**Work instructions:**
Return all of the entries exactly as written.

**Data in this exercise:**
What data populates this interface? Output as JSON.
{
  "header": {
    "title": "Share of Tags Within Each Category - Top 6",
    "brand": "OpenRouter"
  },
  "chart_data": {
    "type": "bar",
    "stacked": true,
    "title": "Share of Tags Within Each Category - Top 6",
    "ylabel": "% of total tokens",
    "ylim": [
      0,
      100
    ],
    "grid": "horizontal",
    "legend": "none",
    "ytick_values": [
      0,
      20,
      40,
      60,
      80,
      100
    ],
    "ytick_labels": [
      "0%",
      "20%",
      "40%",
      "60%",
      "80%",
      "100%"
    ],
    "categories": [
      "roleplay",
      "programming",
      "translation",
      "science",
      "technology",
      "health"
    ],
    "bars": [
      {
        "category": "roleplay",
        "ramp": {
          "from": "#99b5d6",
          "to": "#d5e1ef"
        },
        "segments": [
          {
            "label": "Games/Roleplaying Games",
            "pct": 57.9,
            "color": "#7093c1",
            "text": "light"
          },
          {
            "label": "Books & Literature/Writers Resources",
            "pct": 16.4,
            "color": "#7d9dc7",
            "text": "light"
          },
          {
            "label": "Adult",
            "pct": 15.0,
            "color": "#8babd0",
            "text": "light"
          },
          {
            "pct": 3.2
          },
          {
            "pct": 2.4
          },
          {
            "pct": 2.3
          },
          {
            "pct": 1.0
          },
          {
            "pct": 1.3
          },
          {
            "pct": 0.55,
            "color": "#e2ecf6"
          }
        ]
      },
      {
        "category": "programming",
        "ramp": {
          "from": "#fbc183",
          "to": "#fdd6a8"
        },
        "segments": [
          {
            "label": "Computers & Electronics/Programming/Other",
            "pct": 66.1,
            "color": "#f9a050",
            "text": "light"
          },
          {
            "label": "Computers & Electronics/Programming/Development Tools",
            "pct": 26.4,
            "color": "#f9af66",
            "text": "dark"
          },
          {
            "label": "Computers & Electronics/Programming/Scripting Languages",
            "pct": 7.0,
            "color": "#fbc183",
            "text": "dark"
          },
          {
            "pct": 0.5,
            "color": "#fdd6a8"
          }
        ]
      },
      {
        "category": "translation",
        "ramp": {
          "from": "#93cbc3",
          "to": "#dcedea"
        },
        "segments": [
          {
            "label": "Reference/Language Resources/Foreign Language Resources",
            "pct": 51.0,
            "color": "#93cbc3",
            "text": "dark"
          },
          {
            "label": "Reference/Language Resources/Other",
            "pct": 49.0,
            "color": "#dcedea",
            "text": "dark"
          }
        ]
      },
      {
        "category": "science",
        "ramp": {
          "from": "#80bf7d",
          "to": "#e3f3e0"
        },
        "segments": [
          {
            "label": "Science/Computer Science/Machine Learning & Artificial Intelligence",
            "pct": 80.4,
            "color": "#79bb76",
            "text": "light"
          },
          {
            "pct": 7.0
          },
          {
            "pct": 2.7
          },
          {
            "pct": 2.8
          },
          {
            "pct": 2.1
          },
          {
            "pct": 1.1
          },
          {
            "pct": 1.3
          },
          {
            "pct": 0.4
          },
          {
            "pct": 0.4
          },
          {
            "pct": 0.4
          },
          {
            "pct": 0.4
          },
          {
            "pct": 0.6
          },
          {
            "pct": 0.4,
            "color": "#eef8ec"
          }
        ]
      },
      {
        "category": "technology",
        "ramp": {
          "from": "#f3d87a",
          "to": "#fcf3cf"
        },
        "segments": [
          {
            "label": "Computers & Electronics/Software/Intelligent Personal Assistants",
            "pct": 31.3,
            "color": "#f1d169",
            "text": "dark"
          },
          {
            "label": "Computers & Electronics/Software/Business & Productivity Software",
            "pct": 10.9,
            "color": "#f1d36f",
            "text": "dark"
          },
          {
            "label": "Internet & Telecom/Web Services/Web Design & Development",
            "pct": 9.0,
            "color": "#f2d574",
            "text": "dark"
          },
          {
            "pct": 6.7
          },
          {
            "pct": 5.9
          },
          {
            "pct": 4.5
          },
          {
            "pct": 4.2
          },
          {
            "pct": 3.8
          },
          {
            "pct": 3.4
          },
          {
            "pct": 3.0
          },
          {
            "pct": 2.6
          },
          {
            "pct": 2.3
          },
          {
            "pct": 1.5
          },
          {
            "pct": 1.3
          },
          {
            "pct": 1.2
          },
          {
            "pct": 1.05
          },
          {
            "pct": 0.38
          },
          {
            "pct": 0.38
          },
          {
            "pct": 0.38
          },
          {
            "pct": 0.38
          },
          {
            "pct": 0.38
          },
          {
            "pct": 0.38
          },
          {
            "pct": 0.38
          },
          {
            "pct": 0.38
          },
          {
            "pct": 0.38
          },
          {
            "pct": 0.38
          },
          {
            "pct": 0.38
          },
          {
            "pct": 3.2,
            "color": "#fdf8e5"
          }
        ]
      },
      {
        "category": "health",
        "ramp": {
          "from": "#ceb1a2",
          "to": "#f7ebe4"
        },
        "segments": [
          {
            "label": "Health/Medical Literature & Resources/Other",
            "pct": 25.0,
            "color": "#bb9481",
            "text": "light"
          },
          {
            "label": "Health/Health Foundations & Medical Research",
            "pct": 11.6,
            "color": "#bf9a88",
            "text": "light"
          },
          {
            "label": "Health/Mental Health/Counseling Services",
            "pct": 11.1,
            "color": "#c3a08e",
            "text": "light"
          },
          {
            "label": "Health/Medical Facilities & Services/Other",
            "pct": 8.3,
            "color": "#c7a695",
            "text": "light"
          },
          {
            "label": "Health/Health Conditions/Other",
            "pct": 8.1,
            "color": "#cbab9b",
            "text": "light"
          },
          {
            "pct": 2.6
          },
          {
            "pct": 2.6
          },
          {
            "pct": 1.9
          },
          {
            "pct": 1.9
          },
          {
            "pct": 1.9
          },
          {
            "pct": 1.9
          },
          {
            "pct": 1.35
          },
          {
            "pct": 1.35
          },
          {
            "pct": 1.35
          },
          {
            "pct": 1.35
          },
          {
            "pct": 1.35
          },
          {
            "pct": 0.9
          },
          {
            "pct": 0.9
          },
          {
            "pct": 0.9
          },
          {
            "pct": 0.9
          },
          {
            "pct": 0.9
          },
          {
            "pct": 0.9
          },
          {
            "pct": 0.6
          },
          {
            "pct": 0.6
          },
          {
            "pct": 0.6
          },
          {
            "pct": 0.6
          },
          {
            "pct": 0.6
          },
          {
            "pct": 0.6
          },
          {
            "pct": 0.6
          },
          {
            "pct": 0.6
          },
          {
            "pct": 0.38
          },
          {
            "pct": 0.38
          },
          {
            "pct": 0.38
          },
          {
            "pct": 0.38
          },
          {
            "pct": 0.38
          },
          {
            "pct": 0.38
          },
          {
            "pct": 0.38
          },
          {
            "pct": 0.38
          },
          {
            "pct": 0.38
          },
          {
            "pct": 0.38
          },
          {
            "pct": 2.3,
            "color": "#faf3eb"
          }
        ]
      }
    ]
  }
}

**Answer to the problem:**
What data populates this interface? Output as JSON.
{
  "header": {
    "title": "Share of Tags Within Each Category - Top 6",
    "brand": "OpenRouter"
  },
  "chart_data": {
    "type": "bar",
    "stacked": true,
    "title": "Share of Tags Within Each Category - Top 6",
    "ylabel": "% of total tokens",
    "ylim": [
      0,
      100
    ],
    "grid": "horizontal",
    "legend": "none",
    "ytick_values": [
      0,
      20,
      40,
      60,
      80,
      100
    ],
    "ytick_labels": [
      "0%",
      "20%",
      "40%",
      "60%",
      "80%",
      "100%"
    ],
    "categories": [
      "roleplay",
      "programming",
      "translation",
      "science",
      "technology",
      "health"
    ],
    "bars": [
      {
        "category": "roleplay",
        "ramp": {
          "from": "#99b5d6",
          "to": "#d5e1ef"
        },
        "segments": [
          {
            "label": "Games/Roleplaying Games",
            "pct": 57.9,
            "color": "#7093c1",
            "text": "light"
          },
          {
            "label": "Books & Literature/Writers Resources",
            "pct": 16.4,
            "color": "#7d9dc7",
            "text": "light"
          },
          {
            "label": "Adult",
            "pct": 15.0,
            "color": "#8babd0",
            "text": "light"
          },
          {
            "pct": 3.2
          },
          {
            "pct": 2.4
          },
          {
            "pct": 2.3
          },
          {
            "pct": 1.0
          },
          {
            "pct": 1.3
          },
          {
            "pct": 0.55,
            "color": "#e2ecf6"
          }
        ]
      },
      {
        "category": "programming",
        "ramp": {
          "from": "#fbc183",
          "to": "#fdd6a8"
        },
        "segments": [
          {
            "label": "Computers & Electronics/Programming/Other",
            "pct": 66.1,
            "color": "#f9a050",
            "text": "light"
          },
          {
            "label": "Computers & Electronics/Programming/Development Tools",
            "pct": 26.4,
            "color": "#f9af66",
            "text": "dark"
          },
          {
            "label": "Computers & Electronics/Programming/Scripting Languages",
            "pct": 7.0,
            "color": "#fbc183",
            "text": "dark"
          },
          {
            "pct": 0.5,
            "color": "#fdd6a8"
          }
        ]
      },
      {
        "category": "translation",
        "ramp": {
          "from": "#93cbc3",
          "to": "#dcedea"
        },
        "segments": [
          {
            "label": "Reference/Language Resources/Foreign Language Resources",
            "pct": 51.0,
            "color": "#93cbc3",
            "text": "dark"
          },
          {
            "label": "Reference/Language Resources/Other",
            "pct": 49.0,
            "color": "#dcedea",
            "text": "dark"
          }
        ]
      },
      {
        "category": "science",
        "ramp": {
          "from": "#80bf7d",
          "to": "#e3f3e0"
        },
        "segments": [
          {
            "label": "Science/Computer Science/Machine Learning & Artificial Intelligence",
            "pct": 80.4,
            "color": "#79bb76",
            "text": "light"
          },
          {
            "pct": 7.0
          },
          {
            "pct": 2.7
          },
          {
            "pct": 2.8
          },
          {
            "pct": 2.1
          },
          {
            "pct": 1.1
          },
          {
            "pct": 1.3
          },
          {
            "pct": 0.4
          },
          {
            "pct": 0.4
          },
          {
            "pct": 0.4
          },
          {
            "pct": 0.4
          },
          {
            "pct": 0.6
          },
          {
            "pct": 0.4,
            "color": "#eef8ec"
          }
        ]
      },
      {
        "category": "technology",
        "ramp": {
          "from": "#f3d87a",
          "to": "#fcf3cf"
        },
        "segments": [
          {
            "label": "Computers & Electronics/Software/Intelligent Personal Assistants",
            "pct": 31.3,
            "color": "#f1d169",
            "text": "dark"
          },
          {
            "label": "Computers & Electronics/Software/Business & Productivity Software",
            "pct": 10.9,
            "color": "#f1d36f",
            "text": "dark"
          },
          {
            "label": "Internet & Telecom/Web Services/Web Design & Development",
            "pct": 9.0,
            "color": "#f2d574",
            "text": "dark"
          },
          {
            "pct": 6.7
          },
          {
            "pct": 5.9
          },
          {
            "pct": 4.5
          },
          {
            "pct": 4.2
          },
          {
            "pct": 3.8
          },
          {
            "pct": 3.4
          },
          {
            "pct": 3.0
          },
          {
            "pct": 2.6
          },
          {
            "pct": 2.3
          },
          {
            "pct": 1.5
          },
          {
            "pct": 1.3
          },
          {
            "pct": 1.2
          },
          {
            "pct": 1.05
          },
          {
            "pct": 0.38
          },
          {
            "pct": 0.38
          },
          {
            "pct": 0.38
          },
          {
            "pct": 0.38
          },
          {
            "pct": 0.38
          },
          {
            "pct": 0.38
          },
          {
            "pct": 0.38
          },
          {
            "pct": 0.38
          },
          {
            "pct": 0.38
          },
          {
            "pct": 0.38
          },
          {
            "pct": 0.38
          },
          {
            "pct": 3.2,
            "color": "#fdf8e5"
          }
        ]
      },
      {
        "category": "health",
        "ramp": {
          "from": "#ceb1a2",
          "to": "#f7ebe4"
        },
        "segments": [
          {
            "label": "Health/Medical Literature & Resources/Other",
            "pct": 25.0,
            "color": "#bb9481",
            "text": "light"
          },
          {
            "label": "Health/Health Foundations & Medical Research",
            "pct": 11.6,
            "color": "#bf9a88",
            "text": "light"
          },
          {
            "label": "Health/Mental Health/Counseling Services",
            "pct": 11.1,
            "color": "#c3a08e",
            "text": "light"
          },
          {
            "label": "Health/Medical Facilities & Services/Other",
            "pct": 8.3,
            "color": "#c7a695",
            "text": "light"
          },
          {
            "label": "Health/Health Conditions/Other",
            "pct": 8.1,
            "color": "#cbab9b",
            "text": "light"
          },
          {
            "pct": 2.6
          },
          {
            "pct": 2.6
          },
          {
            "pct": 1.9
          },
          {
            "pct": 1.9
          },
          {
            "pct": 1.9
          },
          {
            "pct": 1.9
          },
          {
            "pct": 1.35
          },
          {
            "pct": 1.35
          },
          {
            "pct": 1.35
          },
          {
            "pct": 1.35
          },
          {
            "pct": 1.35
          },
          {
            "pct": 0.9
          },
          {
            "pct": 0.9
          },
          {
            "pct": 0.9
          },
          {
            "pct": 0.9
          },
          {
            "pct": 0.9
          },
          {
            "pct": 0.9
          },
          {
            "pct": 0.6
          },
          {
            "pct": 0.6
          },
          {
            "pct": 0.6
          },
          {
            "pct": 0.6
          },
          {
            "pct": 0.6
          },
          {
            "pct": 0.6
          },
          {
            "pct": 0.6
          },
          {
            "pct": 0.6
          },
          {
            "pct": 0.38
          },
          {
            "pct": 0.38
          },
          {
            "pct": 0.38
          },
          {
            "pct": 0.38
          },
          {
            "pct": 0.38
          },
          {
            "pct": 0.38
          },
          {
            "pct": 0.38
          },
          {
            "pct": 0.38
          },
          {
            "pct": 0.38
          },
          {
            "pct": 0.38
          },
          {
            "pct": 2.3,
            "color": "#faf3eb"
          }
        ]
      }
    ]
  }
}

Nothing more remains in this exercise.